INSTRUCTION = Determine how many lines contain the string "this". Reply with that figure and nothing else.
-- START --
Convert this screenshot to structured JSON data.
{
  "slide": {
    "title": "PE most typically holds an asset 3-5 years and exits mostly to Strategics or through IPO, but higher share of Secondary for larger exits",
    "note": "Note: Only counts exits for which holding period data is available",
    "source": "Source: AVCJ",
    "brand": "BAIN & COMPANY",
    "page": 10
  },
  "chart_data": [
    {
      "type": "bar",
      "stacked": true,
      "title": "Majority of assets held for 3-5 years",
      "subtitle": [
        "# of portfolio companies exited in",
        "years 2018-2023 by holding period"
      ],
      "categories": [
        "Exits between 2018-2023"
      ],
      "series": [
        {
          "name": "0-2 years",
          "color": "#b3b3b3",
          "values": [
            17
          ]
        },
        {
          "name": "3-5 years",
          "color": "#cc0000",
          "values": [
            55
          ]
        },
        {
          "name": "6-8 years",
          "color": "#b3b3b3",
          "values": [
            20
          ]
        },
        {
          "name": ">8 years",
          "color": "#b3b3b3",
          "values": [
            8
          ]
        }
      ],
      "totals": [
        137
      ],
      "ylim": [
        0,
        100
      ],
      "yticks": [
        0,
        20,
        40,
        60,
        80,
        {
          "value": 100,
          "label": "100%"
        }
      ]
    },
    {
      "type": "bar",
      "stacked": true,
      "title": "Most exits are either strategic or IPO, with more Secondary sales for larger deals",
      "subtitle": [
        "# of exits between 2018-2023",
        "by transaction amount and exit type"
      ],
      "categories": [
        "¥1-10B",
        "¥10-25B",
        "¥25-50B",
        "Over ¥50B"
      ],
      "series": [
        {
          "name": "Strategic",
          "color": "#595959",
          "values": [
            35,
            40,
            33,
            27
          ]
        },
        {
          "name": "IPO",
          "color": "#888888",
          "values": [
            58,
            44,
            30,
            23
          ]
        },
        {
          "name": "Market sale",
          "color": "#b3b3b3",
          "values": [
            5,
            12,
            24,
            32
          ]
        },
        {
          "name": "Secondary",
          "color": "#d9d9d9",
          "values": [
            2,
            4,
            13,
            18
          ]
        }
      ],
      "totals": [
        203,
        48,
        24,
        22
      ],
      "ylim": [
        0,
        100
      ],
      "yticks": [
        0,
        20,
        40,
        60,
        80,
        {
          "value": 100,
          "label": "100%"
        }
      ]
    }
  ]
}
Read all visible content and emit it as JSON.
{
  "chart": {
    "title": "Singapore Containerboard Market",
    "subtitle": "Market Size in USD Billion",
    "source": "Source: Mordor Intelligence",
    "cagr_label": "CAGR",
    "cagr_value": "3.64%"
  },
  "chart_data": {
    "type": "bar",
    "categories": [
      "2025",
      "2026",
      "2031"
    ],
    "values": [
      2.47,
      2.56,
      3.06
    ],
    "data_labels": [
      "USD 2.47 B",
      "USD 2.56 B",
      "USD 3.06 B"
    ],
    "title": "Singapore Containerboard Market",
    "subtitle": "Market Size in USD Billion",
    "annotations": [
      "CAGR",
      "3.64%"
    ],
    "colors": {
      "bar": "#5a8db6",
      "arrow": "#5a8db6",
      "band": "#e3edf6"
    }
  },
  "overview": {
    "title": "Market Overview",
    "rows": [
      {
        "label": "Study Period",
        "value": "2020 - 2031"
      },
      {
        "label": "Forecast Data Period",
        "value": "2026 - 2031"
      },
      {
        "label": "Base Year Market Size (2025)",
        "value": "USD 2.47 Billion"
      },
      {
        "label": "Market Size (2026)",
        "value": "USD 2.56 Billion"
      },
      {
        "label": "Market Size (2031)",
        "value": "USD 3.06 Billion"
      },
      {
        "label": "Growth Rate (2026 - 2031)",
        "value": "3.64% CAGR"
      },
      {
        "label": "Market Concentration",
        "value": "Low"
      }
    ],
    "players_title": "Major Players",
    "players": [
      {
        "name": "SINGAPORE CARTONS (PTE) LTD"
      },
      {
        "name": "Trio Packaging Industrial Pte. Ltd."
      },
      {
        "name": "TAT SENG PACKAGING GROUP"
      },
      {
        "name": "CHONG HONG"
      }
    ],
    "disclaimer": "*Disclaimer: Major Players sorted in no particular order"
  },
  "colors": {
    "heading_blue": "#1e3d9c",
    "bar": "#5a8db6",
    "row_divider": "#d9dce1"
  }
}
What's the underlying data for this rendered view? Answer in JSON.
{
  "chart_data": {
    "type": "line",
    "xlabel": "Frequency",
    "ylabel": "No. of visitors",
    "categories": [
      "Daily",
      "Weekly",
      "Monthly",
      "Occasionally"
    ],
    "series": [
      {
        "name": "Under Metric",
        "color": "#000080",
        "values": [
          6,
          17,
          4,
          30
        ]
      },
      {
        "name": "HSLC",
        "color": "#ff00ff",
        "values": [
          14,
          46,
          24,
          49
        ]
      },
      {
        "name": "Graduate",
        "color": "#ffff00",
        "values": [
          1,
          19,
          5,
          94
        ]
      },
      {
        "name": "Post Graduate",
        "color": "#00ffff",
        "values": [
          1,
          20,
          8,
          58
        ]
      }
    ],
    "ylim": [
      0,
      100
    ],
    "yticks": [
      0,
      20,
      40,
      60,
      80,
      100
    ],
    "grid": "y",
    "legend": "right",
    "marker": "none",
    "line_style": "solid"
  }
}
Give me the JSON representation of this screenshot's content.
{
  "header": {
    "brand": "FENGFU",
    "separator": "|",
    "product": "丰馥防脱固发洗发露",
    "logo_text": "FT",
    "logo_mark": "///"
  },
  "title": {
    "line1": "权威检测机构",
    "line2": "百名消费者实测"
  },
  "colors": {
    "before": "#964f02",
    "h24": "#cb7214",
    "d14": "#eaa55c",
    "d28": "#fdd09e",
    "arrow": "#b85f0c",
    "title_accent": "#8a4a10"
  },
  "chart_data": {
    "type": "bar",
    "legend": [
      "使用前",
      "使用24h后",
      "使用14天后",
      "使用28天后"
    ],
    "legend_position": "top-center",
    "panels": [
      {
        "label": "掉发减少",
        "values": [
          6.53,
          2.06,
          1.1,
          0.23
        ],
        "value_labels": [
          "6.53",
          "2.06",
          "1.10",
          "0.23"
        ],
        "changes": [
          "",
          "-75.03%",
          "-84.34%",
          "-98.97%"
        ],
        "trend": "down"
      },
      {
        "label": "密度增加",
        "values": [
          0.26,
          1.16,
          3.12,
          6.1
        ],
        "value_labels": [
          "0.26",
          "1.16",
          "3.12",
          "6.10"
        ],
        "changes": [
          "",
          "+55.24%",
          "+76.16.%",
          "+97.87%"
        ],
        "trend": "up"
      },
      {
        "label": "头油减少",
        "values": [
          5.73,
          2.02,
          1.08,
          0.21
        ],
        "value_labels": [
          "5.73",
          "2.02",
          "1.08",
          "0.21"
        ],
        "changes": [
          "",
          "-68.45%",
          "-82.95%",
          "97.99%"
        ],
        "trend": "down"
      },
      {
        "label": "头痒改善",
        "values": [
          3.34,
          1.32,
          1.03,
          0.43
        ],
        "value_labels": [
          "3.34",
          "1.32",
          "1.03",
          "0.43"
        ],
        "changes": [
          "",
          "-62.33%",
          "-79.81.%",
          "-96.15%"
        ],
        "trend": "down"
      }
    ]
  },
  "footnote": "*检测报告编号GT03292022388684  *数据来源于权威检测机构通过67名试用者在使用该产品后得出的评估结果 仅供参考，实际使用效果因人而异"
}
-- END --
ANSWER IN FULL = 3